◆ Goal:
Identify all lines in the data containing the string "nshock". Copy them out.

◆ Data records:

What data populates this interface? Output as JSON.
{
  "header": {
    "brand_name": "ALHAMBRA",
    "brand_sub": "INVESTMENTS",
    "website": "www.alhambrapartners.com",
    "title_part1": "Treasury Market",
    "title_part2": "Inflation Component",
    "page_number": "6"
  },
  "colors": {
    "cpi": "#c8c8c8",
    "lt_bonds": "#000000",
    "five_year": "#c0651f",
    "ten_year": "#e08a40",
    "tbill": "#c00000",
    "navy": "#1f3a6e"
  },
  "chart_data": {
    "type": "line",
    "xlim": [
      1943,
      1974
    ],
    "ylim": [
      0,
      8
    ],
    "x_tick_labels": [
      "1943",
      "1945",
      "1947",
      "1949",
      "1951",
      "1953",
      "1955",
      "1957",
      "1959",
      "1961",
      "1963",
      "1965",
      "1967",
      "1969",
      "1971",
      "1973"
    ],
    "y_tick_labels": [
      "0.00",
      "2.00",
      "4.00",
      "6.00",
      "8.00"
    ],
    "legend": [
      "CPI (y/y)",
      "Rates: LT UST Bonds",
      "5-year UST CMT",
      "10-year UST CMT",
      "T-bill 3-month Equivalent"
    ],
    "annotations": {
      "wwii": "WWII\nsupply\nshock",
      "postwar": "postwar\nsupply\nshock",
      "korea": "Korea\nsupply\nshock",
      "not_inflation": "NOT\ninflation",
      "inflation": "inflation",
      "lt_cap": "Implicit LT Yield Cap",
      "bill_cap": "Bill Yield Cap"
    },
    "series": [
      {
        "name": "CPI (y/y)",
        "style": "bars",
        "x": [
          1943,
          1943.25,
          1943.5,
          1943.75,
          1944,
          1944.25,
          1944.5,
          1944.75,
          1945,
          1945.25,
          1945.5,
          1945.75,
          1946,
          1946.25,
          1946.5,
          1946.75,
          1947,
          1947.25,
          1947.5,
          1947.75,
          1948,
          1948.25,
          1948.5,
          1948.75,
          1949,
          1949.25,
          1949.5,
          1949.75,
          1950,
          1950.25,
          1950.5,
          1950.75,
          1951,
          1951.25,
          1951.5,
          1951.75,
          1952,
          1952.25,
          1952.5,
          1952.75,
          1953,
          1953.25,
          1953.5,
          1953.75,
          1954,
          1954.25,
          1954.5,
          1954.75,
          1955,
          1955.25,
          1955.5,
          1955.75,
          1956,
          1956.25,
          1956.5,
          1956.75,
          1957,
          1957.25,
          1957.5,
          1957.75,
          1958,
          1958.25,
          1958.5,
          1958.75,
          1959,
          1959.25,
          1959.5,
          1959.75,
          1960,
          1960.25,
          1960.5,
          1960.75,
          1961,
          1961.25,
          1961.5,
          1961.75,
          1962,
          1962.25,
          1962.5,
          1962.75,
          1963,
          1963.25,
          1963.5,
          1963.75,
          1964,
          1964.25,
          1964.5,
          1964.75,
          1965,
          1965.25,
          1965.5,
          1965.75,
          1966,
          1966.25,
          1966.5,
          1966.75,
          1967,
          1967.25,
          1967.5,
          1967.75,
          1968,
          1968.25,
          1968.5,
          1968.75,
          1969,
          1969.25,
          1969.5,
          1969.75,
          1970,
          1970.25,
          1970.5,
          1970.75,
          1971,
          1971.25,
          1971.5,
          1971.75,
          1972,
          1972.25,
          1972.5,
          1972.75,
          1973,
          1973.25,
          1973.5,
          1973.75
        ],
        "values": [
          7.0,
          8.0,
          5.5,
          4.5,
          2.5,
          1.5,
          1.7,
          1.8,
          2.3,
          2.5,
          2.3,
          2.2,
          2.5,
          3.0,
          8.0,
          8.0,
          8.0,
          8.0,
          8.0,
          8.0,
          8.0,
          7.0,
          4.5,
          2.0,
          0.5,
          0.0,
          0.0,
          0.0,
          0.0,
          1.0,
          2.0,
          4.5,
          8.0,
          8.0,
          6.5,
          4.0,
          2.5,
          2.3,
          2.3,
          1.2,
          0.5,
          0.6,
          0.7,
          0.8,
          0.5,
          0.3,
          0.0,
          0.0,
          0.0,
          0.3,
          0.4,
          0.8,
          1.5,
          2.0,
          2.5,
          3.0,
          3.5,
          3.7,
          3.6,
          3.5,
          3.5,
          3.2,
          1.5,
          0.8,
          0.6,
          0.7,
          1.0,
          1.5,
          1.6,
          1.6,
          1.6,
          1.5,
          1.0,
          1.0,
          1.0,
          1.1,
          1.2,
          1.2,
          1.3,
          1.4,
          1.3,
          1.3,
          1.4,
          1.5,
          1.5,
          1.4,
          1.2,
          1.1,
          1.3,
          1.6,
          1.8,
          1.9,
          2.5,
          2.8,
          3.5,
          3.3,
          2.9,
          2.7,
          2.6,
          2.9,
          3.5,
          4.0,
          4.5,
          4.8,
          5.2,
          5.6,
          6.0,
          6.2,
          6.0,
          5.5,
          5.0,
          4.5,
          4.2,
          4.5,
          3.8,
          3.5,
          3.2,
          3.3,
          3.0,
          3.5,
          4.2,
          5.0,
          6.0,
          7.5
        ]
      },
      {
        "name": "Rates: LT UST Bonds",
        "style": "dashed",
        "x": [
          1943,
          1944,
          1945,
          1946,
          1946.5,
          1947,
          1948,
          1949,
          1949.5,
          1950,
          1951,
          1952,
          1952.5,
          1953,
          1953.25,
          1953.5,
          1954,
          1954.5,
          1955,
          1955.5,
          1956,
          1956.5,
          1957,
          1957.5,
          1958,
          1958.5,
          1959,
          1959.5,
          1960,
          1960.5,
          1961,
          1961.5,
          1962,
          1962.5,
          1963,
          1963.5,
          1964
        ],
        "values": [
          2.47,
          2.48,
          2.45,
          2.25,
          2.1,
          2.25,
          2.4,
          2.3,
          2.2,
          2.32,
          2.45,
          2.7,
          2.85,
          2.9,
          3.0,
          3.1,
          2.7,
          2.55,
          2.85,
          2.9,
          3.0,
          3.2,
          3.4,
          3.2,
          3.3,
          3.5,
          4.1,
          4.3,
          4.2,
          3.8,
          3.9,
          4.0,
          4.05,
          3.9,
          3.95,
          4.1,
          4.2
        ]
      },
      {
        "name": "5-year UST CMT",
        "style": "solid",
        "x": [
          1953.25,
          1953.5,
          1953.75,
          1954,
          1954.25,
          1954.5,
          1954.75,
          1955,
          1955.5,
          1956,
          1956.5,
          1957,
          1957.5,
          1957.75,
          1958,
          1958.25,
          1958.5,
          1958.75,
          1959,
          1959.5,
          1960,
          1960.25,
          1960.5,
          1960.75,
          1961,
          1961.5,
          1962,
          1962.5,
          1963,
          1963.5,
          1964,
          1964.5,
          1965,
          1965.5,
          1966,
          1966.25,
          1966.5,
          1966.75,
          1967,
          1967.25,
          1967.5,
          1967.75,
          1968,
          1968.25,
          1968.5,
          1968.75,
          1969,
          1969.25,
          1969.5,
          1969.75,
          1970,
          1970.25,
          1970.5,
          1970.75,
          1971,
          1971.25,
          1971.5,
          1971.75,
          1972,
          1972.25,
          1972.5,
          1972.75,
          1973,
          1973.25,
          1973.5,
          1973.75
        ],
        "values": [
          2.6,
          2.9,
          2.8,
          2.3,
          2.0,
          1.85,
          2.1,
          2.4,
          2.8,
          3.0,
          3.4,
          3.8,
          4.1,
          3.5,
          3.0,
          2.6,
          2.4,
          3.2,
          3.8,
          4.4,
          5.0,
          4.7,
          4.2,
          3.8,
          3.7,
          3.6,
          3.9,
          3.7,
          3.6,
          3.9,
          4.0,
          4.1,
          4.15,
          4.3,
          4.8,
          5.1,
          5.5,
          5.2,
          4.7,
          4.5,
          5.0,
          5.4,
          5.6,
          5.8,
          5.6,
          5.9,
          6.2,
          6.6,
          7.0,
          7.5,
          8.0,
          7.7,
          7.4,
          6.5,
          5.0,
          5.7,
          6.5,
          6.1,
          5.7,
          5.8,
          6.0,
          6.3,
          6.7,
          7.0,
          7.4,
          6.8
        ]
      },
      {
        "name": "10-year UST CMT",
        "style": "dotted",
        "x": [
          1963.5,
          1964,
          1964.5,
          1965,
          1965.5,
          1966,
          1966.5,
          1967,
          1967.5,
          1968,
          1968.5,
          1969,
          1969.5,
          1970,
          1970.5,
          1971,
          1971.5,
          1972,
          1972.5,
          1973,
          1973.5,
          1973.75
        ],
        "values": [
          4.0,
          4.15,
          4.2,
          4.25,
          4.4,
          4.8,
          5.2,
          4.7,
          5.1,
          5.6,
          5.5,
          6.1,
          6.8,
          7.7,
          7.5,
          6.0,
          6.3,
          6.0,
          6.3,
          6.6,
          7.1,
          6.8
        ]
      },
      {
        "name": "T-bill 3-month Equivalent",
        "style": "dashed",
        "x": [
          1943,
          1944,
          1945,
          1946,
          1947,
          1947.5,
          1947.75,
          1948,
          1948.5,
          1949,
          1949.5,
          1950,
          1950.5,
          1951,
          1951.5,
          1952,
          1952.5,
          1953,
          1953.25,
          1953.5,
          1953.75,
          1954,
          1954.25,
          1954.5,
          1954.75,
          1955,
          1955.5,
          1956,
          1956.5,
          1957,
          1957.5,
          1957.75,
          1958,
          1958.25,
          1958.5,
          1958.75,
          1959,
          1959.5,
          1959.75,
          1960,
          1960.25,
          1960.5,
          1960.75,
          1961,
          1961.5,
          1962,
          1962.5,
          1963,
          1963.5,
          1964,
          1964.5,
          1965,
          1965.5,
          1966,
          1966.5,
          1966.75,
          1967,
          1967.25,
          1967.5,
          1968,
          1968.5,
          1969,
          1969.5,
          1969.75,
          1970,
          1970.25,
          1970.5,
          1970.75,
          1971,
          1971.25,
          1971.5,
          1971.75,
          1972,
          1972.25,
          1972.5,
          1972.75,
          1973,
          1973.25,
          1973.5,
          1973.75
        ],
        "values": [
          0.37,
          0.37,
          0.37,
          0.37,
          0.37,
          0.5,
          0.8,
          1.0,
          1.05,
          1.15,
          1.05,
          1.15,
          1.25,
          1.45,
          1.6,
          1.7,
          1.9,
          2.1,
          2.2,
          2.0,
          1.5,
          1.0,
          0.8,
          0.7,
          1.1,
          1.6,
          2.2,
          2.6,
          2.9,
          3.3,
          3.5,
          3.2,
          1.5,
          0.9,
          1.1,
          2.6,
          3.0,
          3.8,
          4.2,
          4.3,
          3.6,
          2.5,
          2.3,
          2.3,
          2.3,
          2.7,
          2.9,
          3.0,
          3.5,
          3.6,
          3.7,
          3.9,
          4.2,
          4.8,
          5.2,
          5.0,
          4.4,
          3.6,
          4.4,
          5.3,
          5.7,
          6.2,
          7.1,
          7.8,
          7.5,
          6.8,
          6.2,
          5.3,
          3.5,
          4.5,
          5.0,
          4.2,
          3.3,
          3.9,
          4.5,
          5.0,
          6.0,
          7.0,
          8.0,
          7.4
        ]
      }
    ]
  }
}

◆ Written reply:
      "wwii": "WWII\nsupply\nshock",
      "postwar": "postwar\nsupply\nshock",
      "korea": "Korea\nsupply\nshock",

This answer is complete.